Instruction — Which lines hold the word "uboMatrices"? Copy each of them from the material.

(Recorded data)
════

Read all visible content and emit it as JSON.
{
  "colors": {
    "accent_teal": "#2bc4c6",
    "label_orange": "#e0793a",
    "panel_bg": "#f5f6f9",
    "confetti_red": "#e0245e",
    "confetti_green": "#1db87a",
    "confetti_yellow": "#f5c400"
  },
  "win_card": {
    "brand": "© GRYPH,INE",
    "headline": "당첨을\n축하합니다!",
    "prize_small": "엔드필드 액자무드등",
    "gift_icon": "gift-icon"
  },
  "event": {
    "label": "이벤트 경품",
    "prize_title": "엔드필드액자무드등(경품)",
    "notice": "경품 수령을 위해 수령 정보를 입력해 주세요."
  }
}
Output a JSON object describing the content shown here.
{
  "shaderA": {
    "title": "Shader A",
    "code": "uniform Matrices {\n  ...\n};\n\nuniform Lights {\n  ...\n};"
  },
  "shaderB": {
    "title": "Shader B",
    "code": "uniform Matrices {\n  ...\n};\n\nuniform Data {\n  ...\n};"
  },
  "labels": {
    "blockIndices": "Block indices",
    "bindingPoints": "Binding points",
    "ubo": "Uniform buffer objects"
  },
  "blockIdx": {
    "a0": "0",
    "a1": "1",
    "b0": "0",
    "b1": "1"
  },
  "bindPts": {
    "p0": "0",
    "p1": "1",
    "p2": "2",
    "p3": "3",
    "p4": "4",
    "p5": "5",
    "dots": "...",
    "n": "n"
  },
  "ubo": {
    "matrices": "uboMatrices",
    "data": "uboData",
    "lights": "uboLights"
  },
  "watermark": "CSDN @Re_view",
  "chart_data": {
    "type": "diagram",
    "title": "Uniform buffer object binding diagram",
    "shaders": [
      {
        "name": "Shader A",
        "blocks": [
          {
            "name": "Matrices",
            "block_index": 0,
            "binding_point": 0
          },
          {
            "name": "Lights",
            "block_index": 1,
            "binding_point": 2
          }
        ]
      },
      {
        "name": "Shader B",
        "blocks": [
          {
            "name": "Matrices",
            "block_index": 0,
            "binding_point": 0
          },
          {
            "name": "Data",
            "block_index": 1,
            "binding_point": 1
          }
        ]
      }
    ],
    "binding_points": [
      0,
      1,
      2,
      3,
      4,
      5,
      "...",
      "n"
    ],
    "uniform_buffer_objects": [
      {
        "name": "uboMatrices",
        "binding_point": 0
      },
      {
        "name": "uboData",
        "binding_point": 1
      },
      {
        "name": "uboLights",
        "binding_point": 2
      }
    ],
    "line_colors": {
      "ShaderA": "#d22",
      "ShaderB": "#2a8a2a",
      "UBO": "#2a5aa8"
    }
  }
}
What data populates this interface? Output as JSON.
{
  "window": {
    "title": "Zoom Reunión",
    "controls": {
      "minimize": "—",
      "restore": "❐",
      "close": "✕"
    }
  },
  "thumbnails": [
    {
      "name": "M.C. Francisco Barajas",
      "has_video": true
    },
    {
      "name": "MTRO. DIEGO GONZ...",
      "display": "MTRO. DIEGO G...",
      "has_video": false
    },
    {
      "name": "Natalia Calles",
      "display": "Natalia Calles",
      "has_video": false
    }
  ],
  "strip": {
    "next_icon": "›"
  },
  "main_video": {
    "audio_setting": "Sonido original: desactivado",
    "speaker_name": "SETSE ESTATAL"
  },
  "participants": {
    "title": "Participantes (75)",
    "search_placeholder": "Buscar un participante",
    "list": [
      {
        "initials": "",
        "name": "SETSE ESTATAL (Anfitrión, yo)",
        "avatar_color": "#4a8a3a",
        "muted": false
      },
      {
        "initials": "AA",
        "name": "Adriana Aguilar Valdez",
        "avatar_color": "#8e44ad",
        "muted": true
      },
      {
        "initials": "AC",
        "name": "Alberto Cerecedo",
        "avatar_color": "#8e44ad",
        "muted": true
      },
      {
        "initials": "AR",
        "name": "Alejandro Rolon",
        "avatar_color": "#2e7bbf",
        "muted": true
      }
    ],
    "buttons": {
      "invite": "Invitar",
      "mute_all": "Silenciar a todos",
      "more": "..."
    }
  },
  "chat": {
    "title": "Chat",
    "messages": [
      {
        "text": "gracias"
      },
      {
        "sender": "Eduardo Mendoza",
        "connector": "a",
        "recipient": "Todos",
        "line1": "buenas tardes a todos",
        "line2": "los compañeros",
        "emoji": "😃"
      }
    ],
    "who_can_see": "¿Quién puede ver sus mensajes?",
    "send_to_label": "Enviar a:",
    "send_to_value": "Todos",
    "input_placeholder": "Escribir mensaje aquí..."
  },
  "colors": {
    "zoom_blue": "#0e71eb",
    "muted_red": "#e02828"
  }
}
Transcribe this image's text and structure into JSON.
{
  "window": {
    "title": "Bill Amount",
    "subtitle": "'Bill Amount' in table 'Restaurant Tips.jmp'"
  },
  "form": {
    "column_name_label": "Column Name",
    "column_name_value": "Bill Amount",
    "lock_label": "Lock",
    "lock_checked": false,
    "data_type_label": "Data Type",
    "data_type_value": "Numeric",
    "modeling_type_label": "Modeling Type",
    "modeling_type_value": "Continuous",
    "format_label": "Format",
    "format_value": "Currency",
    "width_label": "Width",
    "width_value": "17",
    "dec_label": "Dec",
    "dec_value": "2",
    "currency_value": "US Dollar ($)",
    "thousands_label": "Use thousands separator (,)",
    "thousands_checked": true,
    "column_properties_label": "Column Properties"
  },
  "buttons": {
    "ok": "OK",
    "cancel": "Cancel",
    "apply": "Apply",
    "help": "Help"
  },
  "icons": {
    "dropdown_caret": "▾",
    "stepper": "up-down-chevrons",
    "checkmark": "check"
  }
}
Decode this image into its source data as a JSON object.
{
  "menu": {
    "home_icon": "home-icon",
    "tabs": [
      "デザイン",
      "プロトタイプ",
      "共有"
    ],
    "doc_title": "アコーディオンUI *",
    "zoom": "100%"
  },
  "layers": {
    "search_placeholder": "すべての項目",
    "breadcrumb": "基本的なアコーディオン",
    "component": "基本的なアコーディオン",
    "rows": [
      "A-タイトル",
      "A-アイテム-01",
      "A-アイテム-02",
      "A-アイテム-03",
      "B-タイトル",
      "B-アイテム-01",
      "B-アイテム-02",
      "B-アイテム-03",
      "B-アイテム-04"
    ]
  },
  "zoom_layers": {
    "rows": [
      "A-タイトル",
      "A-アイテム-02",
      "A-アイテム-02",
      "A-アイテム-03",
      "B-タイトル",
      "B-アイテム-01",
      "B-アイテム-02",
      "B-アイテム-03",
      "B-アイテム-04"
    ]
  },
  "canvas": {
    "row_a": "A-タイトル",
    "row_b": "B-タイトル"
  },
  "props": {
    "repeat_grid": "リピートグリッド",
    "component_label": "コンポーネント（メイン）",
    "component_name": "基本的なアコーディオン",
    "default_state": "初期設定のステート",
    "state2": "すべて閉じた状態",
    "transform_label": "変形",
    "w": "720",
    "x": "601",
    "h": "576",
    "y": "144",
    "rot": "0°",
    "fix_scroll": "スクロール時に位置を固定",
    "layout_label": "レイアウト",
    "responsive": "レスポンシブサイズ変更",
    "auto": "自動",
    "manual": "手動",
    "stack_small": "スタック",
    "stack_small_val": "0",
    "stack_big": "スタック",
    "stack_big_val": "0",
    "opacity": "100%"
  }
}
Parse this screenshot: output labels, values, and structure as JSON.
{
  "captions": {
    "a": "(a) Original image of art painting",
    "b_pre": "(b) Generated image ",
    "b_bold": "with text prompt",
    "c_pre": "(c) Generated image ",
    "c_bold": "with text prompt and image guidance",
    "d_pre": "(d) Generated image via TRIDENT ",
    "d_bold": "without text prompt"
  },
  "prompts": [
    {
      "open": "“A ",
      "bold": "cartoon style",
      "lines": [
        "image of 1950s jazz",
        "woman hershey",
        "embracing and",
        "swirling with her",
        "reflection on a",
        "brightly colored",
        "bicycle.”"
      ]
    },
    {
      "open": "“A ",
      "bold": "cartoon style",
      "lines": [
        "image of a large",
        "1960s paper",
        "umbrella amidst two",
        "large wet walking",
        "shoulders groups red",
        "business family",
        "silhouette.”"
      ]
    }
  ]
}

════

Task solution —
    "matrices": "uboMatrices",
        "name": "uboMatrices",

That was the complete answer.